[Begin RAW DATA]

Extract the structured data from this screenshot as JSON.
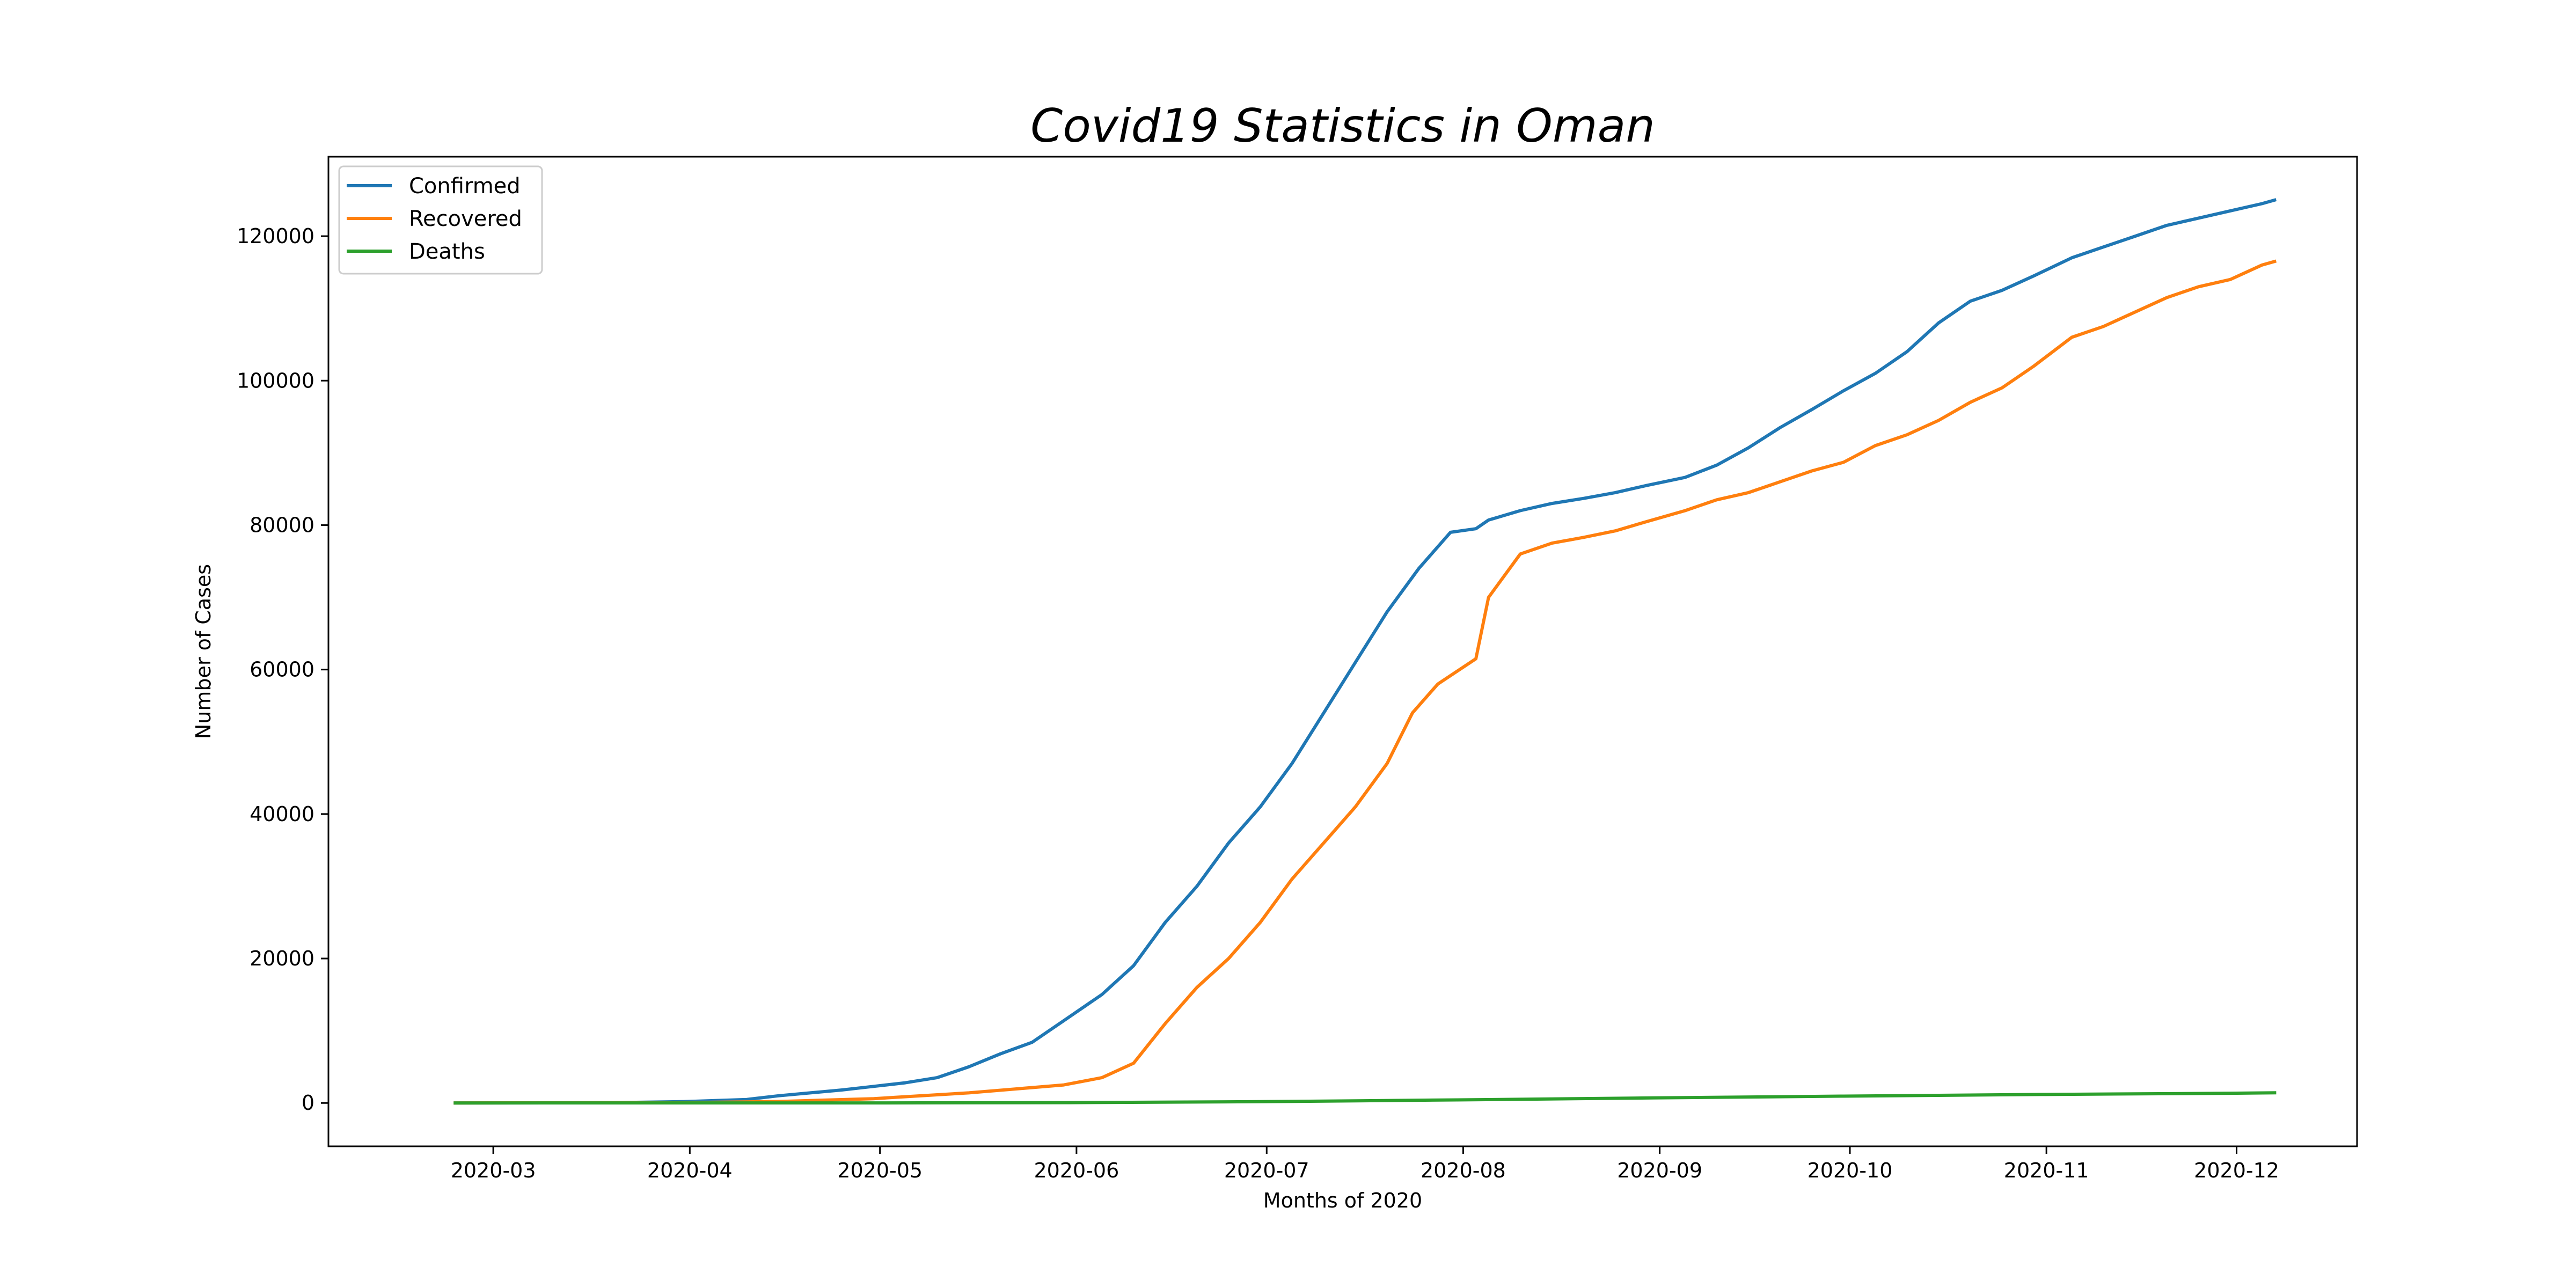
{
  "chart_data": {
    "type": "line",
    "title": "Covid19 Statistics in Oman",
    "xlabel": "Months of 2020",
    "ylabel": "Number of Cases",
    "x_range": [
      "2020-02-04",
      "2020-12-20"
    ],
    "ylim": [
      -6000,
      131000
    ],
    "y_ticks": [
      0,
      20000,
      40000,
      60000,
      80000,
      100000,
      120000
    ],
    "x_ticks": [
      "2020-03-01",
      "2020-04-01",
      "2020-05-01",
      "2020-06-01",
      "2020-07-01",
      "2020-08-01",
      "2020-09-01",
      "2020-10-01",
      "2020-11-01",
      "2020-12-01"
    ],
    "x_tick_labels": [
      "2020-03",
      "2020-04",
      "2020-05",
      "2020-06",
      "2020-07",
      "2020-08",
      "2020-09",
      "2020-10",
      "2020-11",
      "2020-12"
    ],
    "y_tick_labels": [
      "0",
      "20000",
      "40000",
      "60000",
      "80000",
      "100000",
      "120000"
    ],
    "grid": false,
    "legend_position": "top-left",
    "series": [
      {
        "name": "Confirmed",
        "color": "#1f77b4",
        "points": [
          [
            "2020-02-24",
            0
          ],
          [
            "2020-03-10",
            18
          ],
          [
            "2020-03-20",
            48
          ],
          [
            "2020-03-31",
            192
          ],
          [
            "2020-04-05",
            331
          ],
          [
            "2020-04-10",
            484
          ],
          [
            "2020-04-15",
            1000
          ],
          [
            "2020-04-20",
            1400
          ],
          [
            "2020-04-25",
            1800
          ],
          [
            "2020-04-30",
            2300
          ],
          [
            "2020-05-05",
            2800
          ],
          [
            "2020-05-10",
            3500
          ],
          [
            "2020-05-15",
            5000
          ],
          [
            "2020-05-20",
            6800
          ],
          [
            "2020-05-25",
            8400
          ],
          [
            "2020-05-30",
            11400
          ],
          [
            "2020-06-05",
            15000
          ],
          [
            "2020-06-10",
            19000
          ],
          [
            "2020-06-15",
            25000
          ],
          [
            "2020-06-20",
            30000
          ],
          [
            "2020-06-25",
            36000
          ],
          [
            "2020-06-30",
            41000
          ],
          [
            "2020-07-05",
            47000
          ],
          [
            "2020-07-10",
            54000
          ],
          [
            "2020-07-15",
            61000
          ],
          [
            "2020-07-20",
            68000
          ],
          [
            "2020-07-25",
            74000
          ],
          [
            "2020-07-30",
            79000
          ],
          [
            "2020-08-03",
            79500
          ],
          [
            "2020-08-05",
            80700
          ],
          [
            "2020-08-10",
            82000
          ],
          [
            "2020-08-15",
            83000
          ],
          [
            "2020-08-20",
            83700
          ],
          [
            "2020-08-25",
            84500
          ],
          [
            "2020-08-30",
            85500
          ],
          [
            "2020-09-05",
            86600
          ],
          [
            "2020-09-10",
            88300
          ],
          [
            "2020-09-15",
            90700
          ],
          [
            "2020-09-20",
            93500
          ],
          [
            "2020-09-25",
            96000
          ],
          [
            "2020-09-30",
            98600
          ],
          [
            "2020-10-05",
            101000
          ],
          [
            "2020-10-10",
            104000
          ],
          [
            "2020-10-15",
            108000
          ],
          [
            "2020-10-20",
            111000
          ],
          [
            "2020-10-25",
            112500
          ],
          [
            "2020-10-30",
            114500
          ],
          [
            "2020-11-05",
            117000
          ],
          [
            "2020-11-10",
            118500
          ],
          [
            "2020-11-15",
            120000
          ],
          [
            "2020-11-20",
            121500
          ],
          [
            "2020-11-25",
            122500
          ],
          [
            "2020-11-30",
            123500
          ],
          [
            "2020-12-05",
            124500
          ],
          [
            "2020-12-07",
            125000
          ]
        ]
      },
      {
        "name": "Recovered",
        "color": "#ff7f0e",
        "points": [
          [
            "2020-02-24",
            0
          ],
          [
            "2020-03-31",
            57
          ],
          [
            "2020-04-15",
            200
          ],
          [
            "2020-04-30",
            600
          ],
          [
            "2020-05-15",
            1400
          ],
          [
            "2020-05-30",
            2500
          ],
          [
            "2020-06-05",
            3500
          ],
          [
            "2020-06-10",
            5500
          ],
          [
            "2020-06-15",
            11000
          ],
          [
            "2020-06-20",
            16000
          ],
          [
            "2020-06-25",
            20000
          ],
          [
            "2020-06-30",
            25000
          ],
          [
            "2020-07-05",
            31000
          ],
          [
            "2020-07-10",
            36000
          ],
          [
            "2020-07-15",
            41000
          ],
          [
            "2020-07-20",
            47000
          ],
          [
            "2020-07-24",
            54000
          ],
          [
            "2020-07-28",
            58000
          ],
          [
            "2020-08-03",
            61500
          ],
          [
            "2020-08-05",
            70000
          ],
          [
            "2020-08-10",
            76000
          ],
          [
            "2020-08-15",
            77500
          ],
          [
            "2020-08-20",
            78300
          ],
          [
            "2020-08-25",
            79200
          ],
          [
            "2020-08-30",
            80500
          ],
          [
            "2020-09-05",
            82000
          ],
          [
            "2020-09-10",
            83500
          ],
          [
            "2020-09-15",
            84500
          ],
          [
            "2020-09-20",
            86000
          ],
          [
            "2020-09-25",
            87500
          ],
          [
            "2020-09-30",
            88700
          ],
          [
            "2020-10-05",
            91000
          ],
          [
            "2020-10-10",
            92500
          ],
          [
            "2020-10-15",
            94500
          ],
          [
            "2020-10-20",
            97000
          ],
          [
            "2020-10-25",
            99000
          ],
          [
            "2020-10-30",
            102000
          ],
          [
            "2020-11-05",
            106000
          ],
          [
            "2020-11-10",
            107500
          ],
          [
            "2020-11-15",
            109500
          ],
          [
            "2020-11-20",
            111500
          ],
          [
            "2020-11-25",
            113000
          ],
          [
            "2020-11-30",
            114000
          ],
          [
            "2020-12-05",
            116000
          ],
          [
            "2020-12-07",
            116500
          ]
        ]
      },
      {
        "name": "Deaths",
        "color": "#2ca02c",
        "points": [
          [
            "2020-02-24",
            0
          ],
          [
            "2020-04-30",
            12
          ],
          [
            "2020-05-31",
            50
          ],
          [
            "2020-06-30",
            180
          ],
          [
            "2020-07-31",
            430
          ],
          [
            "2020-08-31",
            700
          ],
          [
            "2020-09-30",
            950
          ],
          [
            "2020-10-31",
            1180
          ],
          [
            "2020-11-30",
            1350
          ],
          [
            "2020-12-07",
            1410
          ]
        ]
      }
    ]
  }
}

[End RAW DATA]
[Begin RAW DATA]

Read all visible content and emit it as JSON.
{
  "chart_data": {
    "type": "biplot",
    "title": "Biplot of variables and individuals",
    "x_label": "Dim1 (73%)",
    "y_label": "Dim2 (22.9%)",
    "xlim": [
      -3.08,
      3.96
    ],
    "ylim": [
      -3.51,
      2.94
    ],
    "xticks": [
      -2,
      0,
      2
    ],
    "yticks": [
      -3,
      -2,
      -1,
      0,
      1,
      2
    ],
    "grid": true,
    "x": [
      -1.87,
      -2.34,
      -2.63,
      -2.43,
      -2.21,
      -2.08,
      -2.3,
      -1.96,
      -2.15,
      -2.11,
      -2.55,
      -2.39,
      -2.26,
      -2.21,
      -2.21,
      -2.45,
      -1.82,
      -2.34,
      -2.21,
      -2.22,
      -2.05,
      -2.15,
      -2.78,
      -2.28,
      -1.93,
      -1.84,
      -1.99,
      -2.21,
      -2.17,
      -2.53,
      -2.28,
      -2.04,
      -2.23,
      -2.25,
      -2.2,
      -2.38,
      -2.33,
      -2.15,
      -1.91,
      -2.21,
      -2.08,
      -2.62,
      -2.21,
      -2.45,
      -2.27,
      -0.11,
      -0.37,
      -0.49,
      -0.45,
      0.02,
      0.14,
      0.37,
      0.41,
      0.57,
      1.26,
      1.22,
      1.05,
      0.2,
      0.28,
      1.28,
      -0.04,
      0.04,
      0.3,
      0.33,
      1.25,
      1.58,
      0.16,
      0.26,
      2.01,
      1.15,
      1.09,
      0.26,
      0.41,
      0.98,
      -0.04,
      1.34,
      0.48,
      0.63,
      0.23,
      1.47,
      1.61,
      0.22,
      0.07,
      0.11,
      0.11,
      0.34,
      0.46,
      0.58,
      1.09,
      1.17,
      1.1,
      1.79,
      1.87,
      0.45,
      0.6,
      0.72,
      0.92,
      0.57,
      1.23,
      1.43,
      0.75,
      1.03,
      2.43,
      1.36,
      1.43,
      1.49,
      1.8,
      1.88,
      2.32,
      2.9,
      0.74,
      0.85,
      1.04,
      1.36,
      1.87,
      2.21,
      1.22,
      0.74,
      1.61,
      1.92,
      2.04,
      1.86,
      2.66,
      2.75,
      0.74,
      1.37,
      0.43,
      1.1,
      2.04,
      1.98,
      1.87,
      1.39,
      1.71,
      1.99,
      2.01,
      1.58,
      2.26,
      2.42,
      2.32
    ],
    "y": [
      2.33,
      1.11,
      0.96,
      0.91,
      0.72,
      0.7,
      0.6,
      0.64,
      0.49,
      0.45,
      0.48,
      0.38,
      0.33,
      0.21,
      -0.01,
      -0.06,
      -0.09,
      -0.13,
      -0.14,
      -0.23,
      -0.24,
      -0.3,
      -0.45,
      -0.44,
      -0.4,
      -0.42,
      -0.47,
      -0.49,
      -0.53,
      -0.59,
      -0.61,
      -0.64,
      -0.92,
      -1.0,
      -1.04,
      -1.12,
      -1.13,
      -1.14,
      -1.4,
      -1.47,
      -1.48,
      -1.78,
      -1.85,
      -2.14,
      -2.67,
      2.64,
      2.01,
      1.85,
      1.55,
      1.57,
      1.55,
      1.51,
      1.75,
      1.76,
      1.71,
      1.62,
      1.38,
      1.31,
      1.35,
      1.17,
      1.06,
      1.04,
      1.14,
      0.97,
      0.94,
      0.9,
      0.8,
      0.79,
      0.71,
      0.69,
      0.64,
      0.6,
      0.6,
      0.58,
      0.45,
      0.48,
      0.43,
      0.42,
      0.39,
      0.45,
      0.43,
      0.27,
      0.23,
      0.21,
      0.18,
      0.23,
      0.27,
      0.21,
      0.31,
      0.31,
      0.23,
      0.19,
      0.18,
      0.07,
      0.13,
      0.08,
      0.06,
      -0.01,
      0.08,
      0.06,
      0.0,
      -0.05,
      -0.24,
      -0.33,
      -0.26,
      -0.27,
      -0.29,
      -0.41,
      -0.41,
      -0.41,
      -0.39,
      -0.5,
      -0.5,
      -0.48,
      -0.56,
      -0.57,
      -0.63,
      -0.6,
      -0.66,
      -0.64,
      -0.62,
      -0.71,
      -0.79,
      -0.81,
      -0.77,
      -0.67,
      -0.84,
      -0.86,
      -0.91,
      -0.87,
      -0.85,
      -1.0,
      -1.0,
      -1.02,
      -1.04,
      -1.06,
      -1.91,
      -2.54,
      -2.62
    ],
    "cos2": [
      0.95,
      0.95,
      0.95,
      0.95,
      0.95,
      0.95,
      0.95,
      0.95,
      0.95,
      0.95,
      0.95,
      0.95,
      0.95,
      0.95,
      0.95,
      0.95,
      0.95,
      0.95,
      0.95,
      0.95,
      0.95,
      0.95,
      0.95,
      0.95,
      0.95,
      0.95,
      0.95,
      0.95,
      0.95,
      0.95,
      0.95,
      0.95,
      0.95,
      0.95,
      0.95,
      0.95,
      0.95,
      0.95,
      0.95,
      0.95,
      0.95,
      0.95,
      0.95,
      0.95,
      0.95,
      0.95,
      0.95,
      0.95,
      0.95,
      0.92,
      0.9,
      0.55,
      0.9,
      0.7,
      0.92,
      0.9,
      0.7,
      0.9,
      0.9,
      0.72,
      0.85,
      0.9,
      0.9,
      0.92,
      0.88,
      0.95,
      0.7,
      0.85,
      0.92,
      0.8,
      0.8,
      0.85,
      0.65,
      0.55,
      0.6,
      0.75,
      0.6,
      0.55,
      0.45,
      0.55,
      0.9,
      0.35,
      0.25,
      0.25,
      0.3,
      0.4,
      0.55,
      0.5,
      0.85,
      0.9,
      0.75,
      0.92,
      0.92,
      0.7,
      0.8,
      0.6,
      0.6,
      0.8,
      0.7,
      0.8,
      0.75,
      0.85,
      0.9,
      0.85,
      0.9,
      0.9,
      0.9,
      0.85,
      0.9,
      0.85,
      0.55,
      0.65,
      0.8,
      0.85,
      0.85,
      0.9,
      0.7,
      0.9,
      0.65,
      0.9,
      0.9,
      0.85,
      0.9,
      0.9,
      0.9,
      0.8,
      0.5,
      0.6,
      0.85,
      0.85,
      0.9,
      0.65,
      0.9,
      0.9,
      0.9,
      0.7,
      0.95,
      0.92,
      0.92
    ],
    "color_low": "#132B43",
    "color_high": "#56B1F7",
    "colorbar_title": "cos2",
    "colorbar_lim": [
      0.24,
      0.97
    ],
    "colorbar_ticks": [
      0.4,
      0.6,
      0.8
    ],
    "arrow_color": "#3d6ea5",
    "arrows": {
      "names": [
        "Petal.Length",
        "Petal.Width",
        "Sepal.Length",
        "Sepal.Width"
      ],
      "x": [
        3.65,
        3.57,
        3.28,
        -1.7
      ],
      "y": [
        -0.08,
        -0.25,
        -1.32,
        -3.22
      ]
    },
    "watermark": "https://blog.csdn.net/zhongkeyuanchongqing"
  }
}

[End RAW DATA]

Which lines hold the string "JSON"? Copy all of them from the data above.

▶ [ANSWER TO THIS EXERCISE]:
Extract the structured data from this screenshot as JSON.
Read all visible content and emit it as JSON.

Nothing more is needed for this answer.